## Data for processing
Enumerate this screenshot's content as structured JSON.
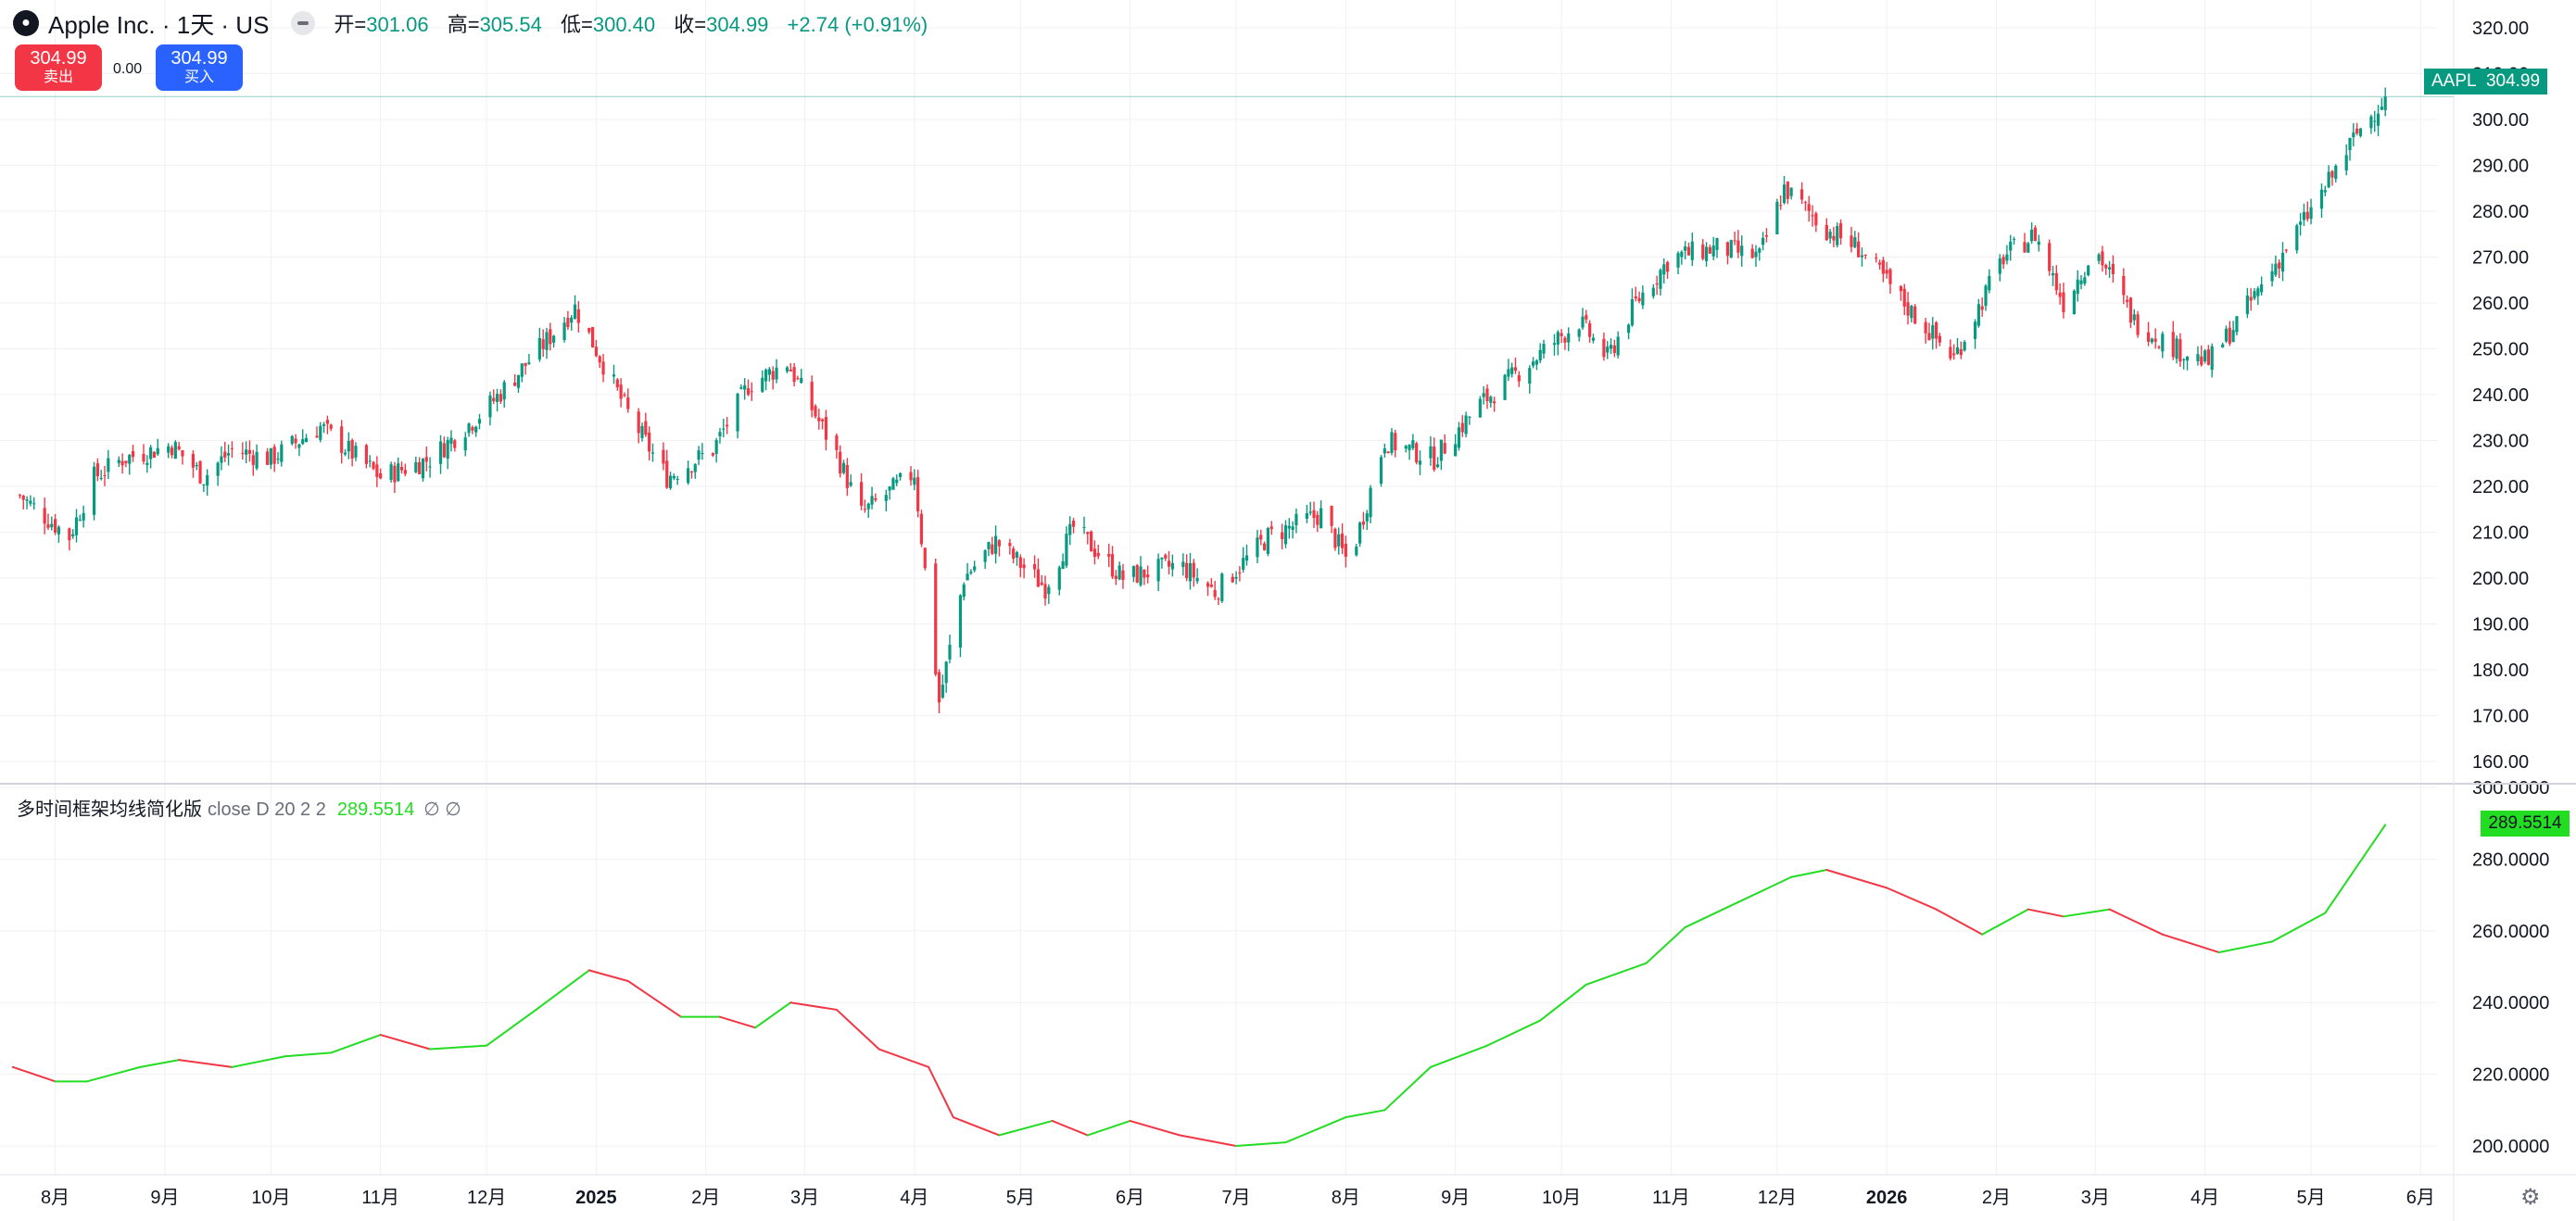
{
  "header": {
    "logo_icon": "apple-logo-icon",
    "title": "Apple Inc. · 1天 · US",
    "ohlc": {
      "open_label": "开=",
      "open": "301.06",
      "high_label": "高=",
      "high": "305.54",
      "low_label": "低=",
      "low": "300.40",
      "close_label": "收=",
      "close": "304.99",
      "change": "+2.74 (+0.91%)"
    }
  },
  "trade": {
    "sell_price": "304.99",
    "sell_label": "卖出",
    "spread": "0.00",
    "buy_price": "304.99",
    "buy_label": "买入"
  },
  "price_tag": {
    "symbol": "AAPL",
    "value": "304.99"
  },
  "indicator": {
    "name": "多时间框架均线简化版",
    "args": "close D 20 2 2",
    "value": "289.5514",
    "symbols": "∅ ∅"
  },
  "colors": {
    "up": "#089981",
    "down": "#f23645",
    "ma_up": "#22dd22",
    "ma_down": "#f23645",
    "axis_text": "#131722"
  },
  "settings_icon": "gear-icon",
  "chart_data": [
    {
      "type": "candlestick",
      "series": [
        {
          "name": "AAPL"
        }
      ],
      "last_price": 304.99,
      "ylim": [
        160,
        320
      ],
      "yticks": [
        "320.00",
        "310.00",
        "300.00",
        "290.00",
        "280.00",
        "270.00",
        "260.00",
        "250.00",
        "240.00",
        "230.00",
        "220.00",
        "210.00",
        "200.00",
        "190.00",
        "180.00",
        "170.00",
        "160.00"
      ],
      "x_tick_labels": [
        "8月",
        "9月",
        "10月",
        "11月",
        "12月",
        "2025",
        "2月",
        "3月",
        "4月",
        "5月",
        "6月",
        "7月",
        "8月",
        "9月",
        "10月",
        "11月",
        "12月",
        "2026",
        "2月",
        "3月",
        "4月",
        "5月",
        "6月"
      ],
      "x_tick_dates": [
        "2024-08-01",
        "2024-09-01",
        "2024-10-01",
        "2024-11-01",
        "2024-12-01",
        "2025-01-01",
        "2025-02-01",
        "2025-03-01",
        "2025-04-01",
        "2025-05-01",
        "2025-06-01",
        "2025-07-01",
        "2025-08-01",
        "2025-09-01",
        "2025-10-01",
        "2025-11-01",
        "2025-12-01",
        "2026-01-01",
        "2026-02-01",
        "2026-03-01",
        "2026-04-01",
        "2026-05-01",
        "2026-06-01"
      ],
      "close_path": [
        {
          "x": "2024-07-22",
          "y": 218
        },
        {
          "x": "2024-08-05",
          "y": 209
        },
        {
          "x": "2024-08-12",
          "y": 222
        },
        {
          "x": "2024-08-20",
          "y": 226
        },
        {
          "x": "2024-09-03",
          "y": 229
        },
        {
          "x": "2024-09-12",
          "y": 222
        },
        {
          "x": "2024-09-20",
          "y": 228
        },
        {
          "x": "2024-10-01",
          "y": 226
        },
        {
          "x": "2024-10-15",
          "y": 233
        },
        {
          "x": "2024-11-01",
          "y": 222
        },
        {
          "x": "2024-11-15",
          "y": 226
        },
        {
          "x": "2024-12-01",
          "y": 237
        },
        {
          "x": "2024-12-16",
          "y": 250
        },
        {
          "x": "2024-12-26",
          "y": 259
        },
        {
          "x": "2025-01-10",
          "y": 236
        },
        {
          "x": "2025-01-21",
          "y": 222
        },
        {
          "x": "2025-02-03",
          "y": 228
        },
        {
          "x": "2025-02-13",
          "y": 242
        },
        {
          "x": "2025-02-24",
          "y": 247
        },
        {
          "x": "2025-03-10",
          "y": 227
        },
        {
          "x": "2025-03-17",
          "y": 214
        },
        {
          "x": "2025-04-01",
          "y": 223
        },
        {
          "x": "2025-04-08",
          "y": 173
        },
        {
          "x": "2025-04-15",
          "y": 200
        },
        {
          "x": "2025-04-24",
          "y": 208
        },
        {
          "x": "2025-05-08",
          "y": 198
        },
        {
          "x": "2025-05-16",
          "y": 211
        },
        {
          "x": "2025-05-30",
          "y": 200
        },
        {
          "x": "2025-06-15",
          "y": 203
        },
        {
          "x": "2025-06-25",
          "y": 197
        },
        {
          "x": "2025-07-10",
          "y": 209
        },
        {
          "x": "2025-07-25",
          "y": 214
        },
        {
          "x": "2025-08-02",
          "y": 203
        },
        {
          "x": "2025-08-12",
          "y": 230
        },
        {
          "x": "2025-08-26",
          "y": 226
        },
        {
          "x": "2025-09-08",
          "y": 238
        },
        {
          "x": "2025-09-22",
          "y": 247
        },
        {
          "x": "2025-10-06",
          "y": 256
        },
        {
          "x": "2025-10-14",
          "y": 248
        },
        {
          "x": "2025-10-22",
          "y": 260
        },
        {
          "x": "2025-11-01",
          "y": 270
        },
        {
          "x": "2025-11-14",
          "y": 272
        },
        {
          "x": "2025-11-26",
          "y": 270
        },
        {
          "x": "2025-12-03",
          "y": 285
        },
        {
          "x": "2025-12-15",
          "y": 276
        },
        {
          "x": "2025-12-24",
          "y": 272
        },
        {
          "x": "2026-01-08",
          "y": 258
        },
        {
          "x": "2026-01-20",
          "y": 248
        },
        {
          "x": "2026-02-03",
          "y": 270
        },
        {
          "x": "2026-02-12",
          "y": 275
        },
        {
          "x": "2026-02-20",
          "y": 260
        },
        {
          "x": "2026-03-01",
          "y": 272
        },
        {
          "x": "2026-03-12",
          "y": 256
        },
        {
          "x": "2026-03-24",
          "y": 250
        },
        {
          "x": "2026-04-02",
          "y": 247
        },
        {
          "x": "2026-04-12",
          "y": 258
        },
        {
          "x": "2026-04-24",
          "y": 272
        },
        {
          "x": "2026-05-05",
          "y": 285
        },
        {
          "x": "2026-05-14",
          "y": 297
        },
        {
          "x": "2026-05-22",
          "y": 304.99
        }
      ]
    },
    {
      "type": "line",
      "series": [
        {
          "name": "多时间框架均线简化版"
        }
      ],
      "last_value": 289.5514,
      "ylim": [
        190,
        300
      ],
      "yticks": [
        "300.0000",
        "280.0000",
        "260.0000",
        "240.0000",
        "220.0000",
        "200.0000"
      ],
      "points": [
        {
          "x": "2024-07-20",
          "y": 222
        },
        {
          "x": "2024-08-01",
          "y": 218
        },
        {
          "x": "2024-08-10",
          "y": 218
        },
        {
          "x": "2024-08-25",
          "y": 222
        },
        {
          "x": "2024-09-05",
          "y": 224
        },
        {
          "x": "2024-09-20",
          "y": 222
        },
        {
          "x": "2024-10-05",
          "y": 225
        },
        {
          "x": "2024-10-18",
          "y": 226
        },
        {
          "x": "2024-11-01",
          "y": 231
        },
        {
          "x": "2024-11-15",
          "y": 227
        },
        {
          "x": "2024-12-01",
          "y": 228
        },
        {
          "x": "2024-12-15",
          "y": 238
        },
        {
          "x": "2024-12-30",
          "y": 249
        },
        {
          "x": "2025-01-10",
          "y": 246
        },
        {
          "x": "2025-01-25",
          "y": 236
        },
        {
          "x": "2025-02-05",
          "y": 236
        },
        {
          "x": "2025-02-15",
          "y": 233
        },
        {
          "x": "2025-02-25",
          "y": 240
        },
        {
          "x": "2025-03-10",
          "y": 238
        },
        {
          "x": "2025-03-22",
          "y": 227
        },
        {
          "x": "2025-04-05",
          "y": 222
        },
        {
          "x": "2025-04-12",
          "y": 208
        },
        {
          "x": "2025-04-25",
          "y": 203
        },
        {
          "x": "2025-05-10",
          "y": 207
        },
        {
          "x": "2025-05-20",
          "y": 203
        },
        {
          "x": "2025-06-01",
          "y": 207
        },
        {
          "x": "2025-06-15",
          "y": 203
        },
        {
          "x": "2025-07-01",
          "y": 200
        },
        {
          "x": "2025-07-15",
          "y": 201
        },
        {
          "x": "2025-08-01",
          "y": 208
        },
        {
          "x": "2025-08-12",
          "y": 210
        },
        {
          "x": "2025-08-25",
          "y": 222
        },
        {
          "x": "2025-09-10",
          "y": 228
        },
        {
          "x": "2025-09-25",
          "y": 235
        },
        {
          "x": "2025-10-08",
          "y": 245
        },
        {
          "x": "2025-10-25",
          "y": 251
        },
        {
          "x": "2025-11-05",
          "y": 261
        },
        {
          "x": "2025-11-20",
          "y": 268
        },
        {
          "x": "2025-12-05",
          "y": 275
        },
        {
          "x": "2025-12-15",
          "y": 277
        },
        {
          "x": "2026-01-01",
          "y": 272
        },
        {
          "x": "2026-01-15",
          "y": 266
        },
        {
          "x": "2026-01-28",
          "y": 259
        },
        {
          "x": "2026-02-10",
          "y": 266
        },
        {
          "x": "2026-02-20",
          "y": 264
        },
        {
          "x": "2026-03-05",
          "y": 266
        },
        {
          "x": "2026-03-20",
          "y": 259
        },
        {
          "x": "2026-04-05",
          "y": 254
        },
        {
          "x": "2026-04-20",
          "y": 257
        },
        {
          "x": "2026-05-05",
          "y": 265
        },
        {
          "x": "2026-05-22",
          "y": 289.55
        }
      ]
    }
  ]
}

## Task to carry out
From the data above, pick out each line containing "name" and copy it.

## Solution below
    "name": "多时间框架均线简化版",
          "name": "AAPL"
          "name": "多时间框架均线简化版"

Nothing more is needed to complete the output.